>> start

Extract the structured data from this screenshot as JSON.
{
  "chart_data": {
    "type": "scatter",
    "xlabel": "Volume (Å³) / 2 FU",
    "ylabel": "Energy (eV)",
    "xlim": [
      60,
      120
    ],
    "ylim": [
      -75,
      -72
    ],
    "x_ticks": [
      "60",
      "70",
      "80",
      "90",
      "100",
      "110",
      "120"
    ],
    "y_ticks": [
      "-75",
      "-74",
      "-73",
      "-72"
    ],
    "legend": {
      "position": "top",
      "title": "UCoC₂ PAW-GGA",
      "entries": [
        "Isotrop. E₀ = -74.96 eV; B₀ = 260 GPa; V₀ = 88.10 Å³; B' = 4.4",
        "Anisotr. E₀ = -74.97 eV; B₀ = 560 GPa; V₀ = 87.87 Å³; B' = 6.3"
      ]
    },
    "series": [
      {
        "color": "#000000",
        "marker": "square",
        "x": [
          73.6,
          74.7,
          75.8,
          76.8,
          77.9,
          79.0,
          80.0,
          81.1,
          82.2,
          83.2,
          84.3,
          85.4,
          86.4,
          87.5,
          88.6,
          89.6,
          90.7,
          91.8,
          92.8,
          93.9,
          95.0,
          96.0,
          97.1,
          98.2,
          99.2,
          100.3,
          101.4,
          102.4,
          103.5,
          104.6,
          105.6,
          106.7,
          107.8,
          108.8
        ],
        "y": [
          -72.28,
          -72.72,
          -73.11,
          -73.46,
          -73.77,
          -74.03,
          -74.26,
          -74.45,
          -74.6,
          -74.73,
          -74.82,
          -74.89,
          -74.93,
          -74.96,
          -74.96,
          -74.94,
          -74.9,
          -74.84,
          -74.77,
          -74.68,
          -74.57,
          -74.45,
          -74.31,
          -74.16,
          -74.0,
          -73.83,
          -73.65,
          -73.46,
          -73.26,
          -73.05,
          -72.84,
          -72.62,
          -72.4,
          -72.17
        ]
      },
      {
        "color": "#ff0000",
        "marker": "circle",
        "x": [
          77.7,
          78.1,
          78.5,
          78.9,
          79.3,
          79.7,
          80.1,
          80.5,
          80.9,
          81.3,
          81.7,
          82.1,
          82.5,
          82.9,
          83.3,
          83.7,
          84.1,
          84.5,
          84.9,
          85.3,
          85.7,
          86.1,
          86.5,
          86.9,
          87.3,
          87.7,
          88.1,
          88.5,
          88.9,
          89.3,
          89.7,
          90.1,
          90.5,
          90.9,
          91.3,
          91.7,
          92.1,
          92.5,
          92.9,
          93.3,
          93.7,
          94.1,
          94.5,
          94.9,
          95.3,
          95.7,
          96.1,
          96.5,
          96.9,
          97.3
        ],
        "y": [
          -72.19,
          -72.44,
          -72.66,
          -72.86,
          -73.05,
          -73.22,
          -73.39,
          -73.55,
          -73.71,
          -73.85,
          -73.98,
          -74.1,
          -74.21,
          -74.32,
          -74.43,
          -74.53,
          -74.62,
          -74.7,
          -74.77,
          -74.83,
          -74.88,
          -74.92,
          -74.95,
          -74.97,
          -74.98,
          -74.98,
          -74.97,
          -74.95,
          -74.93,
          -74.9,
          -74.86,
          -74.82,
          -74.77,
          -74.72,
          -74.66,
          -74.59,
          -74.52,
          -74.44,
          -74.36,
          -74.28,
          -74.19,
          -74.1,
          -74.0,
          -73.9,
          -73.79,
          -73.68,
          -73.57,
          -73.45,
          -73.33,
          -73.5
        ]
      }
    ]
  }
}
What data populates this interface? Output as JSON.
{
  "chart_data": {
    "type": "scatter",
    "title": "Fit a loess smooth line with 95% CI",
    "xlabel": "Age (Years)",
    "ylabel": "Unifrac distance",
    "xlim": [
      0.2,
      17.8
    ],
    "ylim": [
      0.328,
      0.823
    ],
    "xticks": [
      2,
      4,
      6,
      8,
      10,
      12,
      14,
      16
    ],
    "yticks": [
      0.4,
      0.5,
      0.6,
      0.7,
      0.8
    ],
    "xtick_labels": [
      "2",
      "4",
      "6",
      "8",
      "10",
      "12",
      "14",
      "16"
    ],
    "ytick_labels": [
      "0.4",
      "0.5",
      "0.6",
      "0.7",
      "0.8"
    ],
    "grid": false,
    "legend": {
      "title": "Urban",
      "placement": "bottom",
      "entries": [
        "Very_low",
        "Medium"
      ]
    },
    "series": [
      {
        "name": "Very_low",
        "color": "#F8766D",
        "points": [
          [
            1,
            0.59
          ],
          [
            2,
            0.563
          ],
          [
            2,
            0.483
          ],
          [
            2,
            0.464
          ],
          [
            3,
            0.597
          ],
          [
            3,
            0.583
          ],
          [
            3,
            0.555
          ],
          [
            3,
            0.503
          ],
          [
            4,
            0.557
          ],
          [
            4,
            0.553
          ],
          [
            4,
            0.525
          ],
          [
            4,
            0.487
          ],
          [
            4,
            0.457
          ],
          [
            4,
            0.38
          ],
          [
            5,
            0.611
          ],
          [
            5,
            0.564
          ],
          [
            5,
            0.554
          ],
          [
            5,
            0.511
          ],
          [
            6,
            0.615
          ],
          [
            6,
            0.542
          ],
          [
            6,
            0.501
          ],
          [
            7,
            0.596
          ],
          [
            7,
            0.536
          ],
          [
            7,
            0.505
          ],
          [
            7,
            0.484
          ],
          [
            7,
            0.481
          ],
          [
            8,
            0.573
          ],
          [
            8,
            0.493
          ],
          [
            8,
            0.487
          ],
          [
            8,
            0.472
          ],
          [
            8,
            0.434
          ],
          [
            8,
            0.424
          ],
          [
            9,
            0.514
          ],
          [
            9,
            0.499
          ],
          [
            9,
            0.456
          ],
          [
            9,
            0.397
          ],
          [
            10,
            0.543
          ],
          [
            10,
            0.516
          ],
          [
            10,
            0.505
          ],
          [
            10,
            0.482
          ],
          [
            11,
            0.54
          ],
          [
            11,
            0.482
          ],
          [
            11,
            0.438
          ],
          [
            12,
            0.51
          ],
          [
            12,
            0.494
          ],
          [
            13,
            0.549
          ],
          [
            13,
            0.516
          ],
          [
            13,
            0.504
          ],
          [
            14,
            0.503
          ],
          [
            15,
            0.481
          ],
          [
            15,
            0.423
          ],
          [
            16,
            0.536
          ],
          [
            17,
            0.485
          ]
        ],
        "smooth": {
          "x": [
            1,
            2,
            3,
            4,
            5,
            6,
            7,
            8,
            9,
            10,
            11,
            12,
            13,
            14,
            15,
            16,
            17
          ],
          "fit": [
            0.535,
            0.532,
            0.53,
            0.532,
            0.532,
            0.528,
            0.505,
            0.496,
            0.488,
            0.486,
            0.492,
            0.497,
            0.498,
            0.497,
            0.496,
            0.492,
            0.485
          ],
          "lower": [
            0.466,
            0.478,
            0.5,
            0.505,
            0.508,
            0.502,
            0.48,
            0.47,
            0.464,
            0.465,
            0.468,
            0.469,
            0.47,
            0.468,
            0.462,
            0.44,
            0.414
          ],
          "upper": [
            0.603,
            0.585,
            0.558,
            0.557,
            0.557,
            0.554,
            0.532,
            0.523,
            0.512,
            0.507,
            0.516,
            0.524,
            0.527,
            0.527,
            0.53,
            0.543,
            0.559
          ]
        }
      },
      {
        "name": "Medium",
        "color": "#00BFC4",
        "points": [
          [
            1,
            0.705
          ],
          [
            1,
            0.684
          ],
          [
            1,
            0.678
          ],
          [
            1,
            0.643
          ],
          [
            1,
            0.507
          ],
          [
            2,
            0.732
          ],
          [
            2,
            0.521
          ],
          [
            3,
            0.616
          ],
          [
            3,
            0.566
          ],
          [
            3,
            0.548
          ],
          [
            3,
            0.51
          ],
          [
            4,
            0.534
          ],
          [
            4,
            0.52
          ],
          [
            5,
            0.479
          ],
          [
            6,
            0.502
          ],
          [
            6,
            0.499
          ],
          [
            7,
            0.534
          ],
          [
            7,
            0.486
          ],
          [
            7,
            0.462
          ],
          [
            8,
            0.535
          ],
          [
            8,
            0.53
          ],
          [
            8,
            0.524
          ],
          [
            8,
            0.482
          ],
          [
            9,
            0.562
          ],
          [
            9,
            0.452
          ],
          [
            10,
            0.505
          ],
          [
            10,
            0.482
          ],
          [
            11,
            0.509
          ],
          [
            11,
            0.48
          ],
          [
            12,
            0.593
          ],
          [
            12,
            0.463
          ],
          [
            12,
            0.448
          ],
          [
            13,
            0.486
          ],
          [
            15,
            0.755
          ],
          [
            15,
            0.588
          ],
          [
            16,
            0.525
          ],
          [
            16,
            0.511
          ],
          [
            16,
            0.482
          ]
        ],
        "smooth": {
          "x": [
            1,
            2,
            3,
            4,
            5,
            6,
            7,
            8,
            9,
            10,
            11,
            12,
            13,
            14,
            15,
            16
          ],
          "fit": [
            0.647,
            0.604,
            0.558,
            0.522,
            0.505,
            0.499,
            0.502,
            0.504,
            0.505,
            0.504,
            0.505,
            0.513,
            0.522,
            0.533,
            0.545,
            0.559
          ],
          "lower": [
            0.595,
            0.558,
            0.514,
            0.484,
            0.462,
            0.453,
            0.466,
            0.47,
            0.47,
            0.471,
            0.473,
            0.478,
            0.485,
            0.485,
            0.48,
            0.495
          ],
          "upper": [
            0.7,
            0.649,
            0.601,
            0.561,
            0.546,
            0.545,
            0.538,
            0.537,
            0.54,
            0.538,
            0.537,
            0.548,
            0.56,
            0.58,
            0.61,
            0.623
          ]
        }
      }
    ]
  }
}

>> end

Task brief = Using the listing above, show every line that includes the string "ylabel".

Result of this exercise =
    "ylabel": "Energy (eV)",
    "ylabel": "Unifrac distance",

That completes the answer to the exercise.